(Dataset records)
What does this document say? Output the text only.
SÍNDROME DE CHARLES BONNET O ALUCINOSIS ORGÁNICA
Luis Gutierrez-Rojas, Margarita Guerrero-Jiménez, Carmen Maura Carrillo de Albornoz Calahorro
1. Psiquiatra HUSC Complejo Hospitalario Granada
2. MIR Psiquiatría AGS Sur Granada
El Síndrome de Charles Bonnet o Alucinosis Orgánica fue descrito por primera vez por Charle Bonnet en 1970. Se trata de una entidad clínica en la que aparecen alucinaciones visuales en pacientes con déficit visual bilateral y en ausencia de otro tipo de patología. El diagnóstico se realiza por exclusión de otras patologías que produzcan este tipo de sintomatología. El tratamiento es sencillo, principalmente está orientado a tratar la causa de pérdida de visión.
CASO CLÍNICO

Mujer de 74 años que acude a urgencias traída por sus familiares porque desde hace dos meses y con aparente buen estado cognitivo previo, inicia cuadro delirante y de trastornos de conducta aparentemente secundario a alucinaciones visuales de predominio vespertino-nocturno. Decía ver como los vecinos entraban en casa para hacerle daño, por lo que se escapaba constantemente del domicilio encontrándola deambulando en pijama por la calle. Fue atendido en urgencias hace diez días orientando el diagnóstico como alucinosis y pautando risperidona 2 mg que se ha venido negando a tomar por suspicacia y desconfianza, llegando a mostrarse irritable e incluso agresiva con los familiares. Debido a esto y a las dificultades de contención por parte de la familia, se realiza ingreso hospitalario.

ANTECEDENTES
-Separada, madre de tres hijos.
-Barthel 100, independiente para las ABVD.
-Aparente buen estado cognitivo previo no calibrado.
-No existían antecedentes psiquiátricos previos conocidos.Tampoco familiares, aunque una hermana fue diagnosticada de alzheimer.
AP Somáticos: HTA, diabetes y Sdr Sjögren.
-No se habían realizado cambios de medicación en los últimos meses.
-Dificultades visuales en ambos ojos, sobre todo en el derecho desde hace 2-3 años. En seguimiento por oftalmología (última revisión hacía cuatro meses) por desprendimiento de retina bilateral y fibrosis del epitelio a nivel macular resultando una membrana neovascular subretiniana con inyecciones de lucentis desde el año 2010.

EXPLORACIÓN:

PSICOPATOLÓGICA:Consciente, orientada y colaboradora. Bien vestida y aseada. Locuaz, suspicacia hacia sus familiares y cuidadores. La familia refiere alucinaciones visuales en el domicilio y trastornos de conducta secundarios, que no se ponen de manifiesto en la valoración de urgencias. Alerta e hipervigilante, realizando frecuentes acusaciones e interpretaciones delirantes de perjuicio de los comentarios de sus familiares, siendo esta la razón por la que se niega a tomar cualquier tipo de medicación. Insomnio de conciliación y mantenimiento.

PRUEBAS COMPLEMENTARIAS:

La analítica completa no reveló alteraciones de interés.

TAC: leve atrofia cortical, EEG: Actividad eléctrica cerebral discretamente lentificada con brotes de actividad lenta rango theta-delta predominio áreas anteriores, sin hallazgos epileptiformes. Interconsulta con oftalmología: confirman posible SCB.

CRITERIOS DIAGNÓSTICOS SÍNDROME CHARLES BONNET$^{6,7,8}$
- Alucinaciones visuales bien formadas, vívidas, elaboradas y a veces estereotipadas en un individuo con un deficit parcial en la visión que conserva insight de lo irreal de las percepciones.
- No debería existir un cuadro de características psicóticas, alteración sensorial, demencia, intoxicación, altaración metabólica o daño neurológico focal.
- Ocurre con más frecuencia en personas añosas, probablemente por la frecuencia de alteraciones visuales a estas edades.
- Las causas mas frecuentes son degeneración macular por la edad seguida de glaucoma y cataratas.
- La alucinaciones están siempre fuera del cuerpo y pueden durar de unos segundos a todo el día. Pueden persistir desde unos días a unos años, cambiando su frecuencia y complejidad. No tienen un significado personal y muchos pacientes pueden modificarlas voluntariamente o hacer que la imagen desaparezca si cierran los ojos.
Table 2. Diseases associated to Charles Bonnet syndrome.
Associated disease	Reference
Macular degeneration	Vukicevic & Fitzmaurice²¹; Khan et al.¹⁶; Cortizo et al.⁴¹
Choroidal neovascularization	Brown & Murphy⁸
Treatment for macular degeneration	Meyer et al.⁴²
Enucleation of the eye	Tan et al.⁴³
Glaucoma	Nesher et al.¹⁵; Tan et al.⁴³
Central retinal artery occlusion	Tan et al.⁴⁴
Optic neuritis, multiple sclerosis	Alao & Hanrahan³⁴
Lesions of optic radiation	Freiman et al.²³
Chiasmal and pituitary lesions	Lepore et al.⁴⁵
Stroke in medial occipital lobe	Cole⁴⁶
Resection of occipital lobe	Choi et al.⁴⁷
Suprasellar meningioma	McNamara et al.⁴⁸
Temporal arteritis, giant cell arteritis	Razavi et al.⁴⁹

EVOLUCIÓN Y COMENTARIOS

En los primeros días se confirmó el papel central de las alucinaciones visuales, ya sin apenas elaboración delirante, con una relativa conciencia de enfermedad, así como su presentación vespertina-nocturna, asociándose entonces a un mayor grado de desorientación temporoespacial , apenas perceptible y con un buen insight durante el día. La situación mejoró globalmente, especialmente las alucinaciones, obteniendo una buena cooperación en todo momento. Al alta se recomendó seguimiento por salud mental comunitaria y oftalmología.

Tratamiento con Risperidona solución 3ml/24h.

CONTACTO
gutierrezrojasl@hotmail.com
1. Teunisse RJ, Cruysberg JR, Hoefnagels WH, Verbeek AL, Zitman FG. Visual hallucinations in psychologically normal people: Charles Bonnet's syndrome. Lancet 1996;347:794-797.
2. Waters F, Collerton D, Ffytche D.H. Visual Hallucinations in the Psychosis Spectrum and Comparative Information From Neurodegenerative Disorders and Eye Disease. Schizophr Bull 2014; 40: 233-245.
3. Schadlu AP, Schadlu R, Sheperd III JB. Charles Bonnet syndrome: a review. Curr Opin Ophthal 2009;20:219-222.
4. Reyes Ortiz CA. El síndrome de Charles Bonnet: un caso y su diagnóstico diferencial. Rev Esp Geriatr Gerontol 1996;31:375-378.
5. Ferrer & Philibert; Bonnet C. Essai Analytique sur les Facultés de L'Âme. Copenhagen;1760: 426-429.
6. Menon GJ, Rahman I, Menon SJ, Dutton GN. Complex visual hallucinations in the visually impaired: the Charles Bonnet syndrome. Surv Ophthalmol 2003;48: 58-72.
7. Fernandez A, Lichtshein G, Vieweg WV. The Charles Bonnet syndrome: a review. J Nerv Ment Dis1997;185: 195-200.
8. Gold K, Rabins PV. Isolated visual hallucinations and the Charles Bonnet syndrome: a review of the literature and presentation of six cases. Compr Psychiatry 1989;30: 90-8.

## Written exercise
List every line above that holds the word "degeneration".

## Response to the task
Macular degeneration	Vukicevic & Fitzmaurice²¹; Khan et al.¹⁶; Cortizo et al.⁴¹
Treatment for macular degeneration	Meyer et al.⁴²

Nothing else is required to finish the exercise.